## SOURCE TEXT

Easter Sunday

Post date: Apr 19, 2020 5:4:26 PM

Homily for the Easter Vigil and Easter Sunday (11 & 12/4/20)

Tonight/This morning, we celebrate the most important of all the feasts in the Church. Christmas is important, but Easter is even more important. And it’s also reflected in the way we celebrate Easter. I’m not talking about Easter eggs, but the fact that Easter is just so mind-blowingly amazing that we can’t possibly fit all our alleluias into a single day, so the celebration of Easter spills over for fifty days, leading up to Pentecost. Lent is forty days, Easter is fifty. It would be wrong for Lent to be longer than the celebration of Easter. And even after that, when we return back to the green vestments of Ordinary Time, Easter still hasn’t gone away. Each Sunday is a mini celebration of Easter, no matter what time of year.

So what we celebrate now, should spill over into the rest of the season and into all the Sundays of the year. What is Easter about? Some of the answers we can come up with include joy, hope, fulfilment of Christ’s promises, knowing that He truly is Who He said He is, deliverance from Satan, sin, evil and death. This is what we celebrate, and more. Each Sunday is, or should be, a mini-celebration of Easter. A day to focus on God and to rest from unnecessary work. A day for helping those in need.

(Bounding box prediction data)

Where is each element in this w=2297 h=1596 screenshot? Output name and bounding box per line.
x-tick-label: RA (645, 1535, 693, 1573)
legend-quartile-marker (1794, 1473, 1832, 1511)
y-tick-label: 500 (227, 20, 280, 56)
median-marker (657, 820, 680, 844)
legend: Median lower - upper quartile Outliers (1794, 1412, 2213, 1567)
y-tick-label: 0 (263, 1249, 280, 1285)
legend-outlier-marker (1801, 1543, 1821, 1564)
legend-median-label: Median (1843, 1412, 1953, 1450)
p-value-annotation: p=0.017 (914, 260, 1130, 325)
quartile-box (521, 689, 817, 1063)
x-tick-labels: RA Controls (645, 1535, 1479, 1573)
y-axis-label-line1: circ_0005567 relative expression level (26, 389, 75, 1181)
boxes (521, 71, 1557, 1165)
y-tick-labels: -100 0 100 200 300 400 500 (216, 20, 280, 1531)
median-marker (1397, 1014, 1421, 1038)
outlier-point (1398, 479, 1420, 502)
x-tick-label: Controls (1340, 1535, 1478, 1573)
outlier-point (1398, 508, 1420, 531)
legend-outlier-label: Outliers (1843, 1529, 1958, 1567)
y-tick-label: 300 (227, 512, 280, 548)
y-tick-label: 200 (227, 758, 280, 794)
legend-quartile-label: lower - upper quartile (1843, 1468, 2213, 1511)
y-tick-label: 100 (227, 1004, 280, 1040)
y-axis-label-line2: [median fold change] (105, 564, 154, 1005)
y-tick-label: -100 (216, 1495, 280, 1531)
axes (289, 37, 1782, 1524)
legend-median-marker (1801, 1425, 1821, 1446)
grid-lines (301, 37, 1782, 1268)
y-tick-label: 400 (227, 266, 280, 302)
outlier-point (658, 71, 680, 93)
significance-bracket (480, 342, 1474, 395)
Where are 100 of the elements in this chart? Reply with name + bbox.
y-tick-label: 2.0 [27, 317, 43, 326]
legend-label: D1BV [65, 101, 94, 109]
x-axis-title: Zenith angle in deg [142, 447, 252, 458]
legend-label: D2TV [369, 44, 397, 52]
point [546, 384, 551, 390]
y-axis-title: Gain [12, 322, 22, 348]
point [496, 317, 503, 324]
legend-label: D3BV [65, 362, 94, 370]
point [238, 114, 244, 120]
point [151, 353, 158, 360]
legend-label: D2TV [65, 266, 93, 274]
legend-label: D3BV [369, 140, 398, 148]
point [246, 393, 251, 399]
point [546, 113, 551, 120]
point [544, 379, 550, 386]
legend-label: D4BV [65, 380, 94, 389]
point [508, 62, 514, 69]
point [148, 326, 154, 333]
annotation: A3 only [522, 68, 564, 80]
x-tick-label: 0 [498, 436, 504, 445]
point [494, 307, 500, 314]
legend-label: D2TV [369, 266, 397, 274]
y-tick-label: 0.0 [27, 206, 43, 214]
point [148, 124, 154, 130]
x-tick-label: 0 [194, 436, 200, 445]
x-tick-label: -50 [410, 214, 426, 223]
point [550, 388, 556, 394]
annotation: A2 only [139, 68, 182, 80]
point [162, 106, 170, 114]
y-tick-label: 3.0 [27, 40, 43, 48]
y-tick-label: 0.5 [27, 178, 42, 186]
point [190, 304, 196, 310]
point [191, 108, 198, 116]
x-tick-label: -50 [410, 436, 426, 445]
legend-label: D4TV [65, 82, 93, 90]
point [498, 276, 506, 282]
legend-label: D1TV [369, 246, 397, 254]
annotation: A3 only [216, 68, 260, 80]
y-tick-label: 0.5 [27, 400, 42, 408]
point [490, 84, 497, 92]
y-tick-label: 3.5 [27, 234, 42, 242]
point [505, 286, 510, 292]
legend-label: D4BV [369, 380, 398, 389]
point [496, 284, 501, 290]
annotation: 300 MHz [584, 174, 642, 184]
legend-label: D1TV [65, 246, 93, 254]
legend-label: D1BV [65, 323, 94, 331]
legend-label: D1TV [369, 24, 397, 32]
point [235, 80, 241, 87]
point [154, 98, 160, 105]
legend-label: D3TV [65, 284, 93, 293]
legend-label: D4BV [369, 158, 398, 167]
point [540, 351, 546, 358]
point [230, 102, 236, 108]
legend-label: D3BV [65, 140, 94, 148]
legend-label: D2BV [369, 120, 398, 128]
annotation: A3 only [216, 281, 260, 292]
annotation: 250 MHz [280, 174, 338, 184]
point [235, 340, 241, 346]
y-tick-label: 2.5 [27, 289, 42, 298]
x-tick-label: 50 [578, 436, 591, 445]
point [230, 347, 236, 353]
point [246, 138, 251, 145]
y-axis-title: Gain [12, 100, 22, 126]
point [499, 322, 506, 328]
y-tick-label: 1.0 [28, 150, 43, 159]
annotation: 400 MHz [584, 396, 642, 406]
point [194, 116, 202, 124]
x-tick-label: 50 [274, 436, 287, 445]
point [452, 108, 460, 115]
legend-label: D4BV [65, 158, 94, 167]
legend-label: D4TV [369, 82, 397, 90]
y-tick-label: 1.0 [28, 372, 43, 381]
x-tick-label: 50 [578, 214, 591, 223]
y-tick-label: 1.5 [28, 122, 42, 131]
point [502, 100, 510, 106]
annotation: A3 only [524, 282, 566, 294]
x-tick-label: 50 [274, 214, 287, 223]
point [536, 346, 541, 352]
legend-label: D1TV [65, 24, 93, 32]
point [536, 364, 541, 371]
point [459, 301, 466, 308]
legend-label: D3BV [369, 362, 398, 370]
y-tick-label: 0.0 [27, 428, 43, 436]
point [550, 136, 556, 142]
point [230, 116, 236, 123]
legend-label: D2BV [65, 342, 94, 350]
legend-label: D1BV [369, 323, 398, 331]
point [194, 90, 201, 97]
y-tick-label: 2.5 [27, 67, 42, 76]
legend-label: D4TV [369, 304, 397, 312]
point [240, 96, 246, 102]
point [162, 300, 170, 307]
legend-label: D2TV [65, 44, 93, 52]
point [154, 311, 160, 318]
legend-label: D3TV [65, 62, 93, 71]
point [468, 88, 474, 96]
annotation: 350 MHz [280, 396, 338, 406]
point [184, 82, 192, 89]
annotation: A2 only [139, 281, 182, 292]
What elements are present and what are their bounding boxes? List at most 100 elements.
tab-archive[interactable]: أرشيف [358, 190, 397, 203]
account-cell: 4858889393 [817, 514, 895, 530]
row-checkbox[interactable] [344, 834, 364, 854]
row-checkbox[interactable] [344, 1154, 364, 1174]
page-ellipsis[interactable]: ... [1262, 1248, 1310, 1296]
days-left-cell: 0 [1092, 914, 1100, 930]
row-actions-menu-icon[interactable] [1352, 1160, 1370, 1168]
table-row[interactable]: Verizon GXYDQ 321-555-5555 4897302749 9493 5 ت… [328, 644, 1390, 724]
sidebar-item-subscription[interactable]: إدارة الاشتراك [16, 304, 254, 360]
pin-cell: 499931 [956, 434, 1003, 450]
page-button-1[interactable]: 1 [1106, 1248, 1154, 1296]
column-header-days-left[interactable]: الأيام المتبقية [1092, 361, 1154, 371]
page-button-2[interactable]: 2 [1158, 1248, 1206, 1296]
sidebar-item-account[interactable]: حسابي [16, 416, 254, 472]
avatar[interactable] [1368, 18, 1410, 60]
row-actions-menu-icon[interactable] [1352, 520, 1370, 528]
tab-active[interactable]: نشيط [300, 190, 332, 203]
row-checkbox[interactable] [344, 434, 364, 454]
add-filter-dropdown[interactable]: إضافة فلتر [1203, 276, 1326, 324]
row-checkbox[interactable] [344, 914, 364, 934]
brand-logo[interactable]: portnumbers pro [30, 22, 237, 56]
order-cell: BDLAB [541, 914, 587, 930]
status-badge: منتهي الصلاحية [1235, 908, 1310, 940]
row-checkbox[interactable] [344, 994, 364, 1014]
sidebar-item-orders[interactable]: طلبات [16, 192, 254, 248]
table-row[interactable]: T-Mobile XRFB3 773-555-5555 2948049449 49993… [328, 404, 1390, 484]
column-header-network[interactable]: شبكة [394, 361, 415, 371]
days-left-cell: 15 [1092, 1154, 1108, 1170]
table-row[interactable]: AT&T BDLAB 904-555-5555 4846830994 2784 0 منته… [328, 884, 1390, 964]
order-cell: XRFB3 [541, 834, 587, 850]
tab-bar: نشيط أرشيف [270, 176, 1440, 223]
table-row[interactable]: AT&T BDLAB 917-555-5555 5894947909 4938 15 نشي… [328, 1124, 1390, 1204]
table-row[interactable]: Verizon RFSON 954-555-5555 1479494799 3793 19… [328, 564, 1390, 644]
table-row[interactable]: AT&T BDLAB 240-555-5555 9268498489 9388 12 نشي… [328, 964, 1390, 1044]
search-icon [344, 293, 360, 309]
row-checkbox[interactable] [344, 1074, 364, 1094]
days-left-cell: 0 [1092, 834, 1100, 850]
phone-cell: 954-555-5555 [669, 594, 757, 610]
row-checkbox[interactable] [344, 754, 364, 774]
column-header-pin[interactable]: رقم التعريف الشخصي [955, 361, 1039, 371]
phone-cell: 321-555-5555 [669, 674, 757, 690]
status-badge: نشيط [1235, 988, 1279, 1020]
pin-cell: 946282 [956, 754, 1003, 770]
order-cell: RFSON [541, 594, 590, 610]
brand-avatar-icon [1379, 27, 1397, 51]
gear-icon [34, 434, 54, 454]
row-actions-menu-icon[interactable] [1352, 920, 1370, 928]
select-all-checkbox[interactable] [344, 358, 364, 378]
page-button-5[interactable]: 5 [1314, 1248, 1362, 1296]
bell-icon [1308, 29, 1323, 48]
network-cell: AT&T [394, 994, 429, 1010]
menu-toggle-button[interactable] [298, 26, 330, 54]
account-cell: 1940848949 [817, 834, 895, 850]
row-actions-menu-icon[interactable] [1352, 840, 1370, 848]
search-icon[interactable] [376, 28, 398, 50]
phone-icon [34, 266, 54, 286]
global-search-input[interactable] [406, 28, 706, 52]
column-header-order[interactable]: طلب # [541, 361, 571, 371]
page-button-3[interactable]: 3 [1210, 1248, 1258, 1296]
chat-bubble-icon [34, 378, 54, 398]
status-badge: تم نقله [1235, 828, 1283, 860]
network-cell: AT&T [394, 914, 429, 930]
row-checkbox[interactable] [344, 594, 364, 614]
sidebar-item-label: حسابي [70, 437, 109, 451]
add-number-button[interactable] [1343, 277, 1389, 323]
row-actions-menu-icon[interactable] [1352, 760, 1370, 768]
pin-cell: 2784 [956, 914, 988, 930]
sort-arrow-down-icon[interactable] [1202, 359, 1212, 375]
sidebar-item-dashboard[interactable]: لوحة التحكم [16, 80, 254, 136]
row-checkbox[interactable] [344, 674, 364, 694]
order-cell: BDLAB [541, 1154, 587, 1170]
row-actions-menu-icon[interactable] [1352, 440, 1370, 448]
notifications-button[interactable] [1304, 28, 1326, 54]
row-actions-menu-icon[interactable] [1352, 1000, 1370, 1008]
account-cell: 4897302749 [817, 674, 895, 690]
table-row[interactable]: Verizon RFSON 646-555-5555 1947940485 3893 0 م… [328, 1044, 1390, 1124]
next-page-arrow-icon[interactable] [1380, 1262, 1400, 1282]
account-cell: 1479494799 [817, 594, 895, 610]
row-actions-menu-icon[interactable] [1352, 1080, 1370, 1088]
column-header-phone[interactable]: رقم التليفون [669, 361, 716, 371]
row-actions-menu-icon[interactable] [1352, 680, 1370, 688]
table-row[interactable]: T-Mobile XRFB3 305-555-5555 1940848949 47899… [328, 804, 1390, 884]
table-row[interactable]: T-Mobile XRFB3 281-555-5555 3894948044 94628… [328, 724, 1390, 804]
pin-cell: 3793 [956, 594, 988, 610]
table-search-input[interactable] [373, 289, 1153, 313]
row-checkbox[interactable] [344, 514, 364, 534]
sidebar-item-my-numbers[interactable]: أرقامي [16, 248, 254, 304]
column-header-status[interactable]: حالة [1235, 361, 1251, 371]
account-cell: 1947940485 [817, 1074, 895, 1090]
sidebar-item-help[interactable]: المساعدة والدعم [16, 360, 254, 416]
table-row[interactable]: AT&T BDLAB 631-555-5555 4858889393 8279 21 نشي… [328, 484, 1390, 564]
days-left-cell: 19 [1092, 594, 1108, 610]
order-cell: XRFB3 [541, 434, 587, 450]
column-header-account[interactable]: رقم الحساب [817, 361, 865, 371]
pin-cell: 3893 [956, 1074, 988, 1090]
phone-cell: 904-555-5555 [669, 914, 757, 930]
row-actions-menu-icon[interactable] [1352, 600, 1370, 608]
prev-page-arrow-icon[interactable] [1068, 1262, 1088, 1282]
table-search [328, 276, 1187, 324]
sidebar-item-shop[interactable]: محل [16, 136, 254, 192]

## WHAT IS NEEDED
Return the Easter homily in full, word for word. None of the rows has any bearing on what is asked here.

## TASK OUTPUT
Easter Sunday

Post date: Apr 19, 2020 5:4:26 PM

Homily for the Easter Vigil and Easter Sunday (11 & 12/4/20)

Tonight/This morning, we celebrate the most important of all the feasts in the Church. Christmas is important, but Easter is even more important. And it’s also reflected in the way we celebrate Easter. I’m not talking about Easter eggs, but the fact that Easter is just so mind-blowingly amazing that we can’t possibly fit all our alleluias into a single day, so the celebration of Easter spills over for fifty days, leading up to Pentecost. Lent is forty days, Easter is fifty. It would be wrong for Lent to be longer than the celebration of Easter. And even after that, when we return back to the green vestments of Ordinary Time, Easter still hasn’t gone away. Each Sunday is a mini celebration of Easter, no matter what time of year.

So what we celebrate now, should spill over into the rest of the season and into all the Sundays of the year. What is Easter about? Some of the answers we can come up with include joy, hope, fulfilment of Christ’s promises, knowing that He truly is Who He said He is, deliverance from Satan, sin, evil and death. This is what we celebrate, and more. Each Sunday is, or should be, a mini-celebration of Easter. A day to focus on God and to rest from unnecessary work. A day for helping those in need.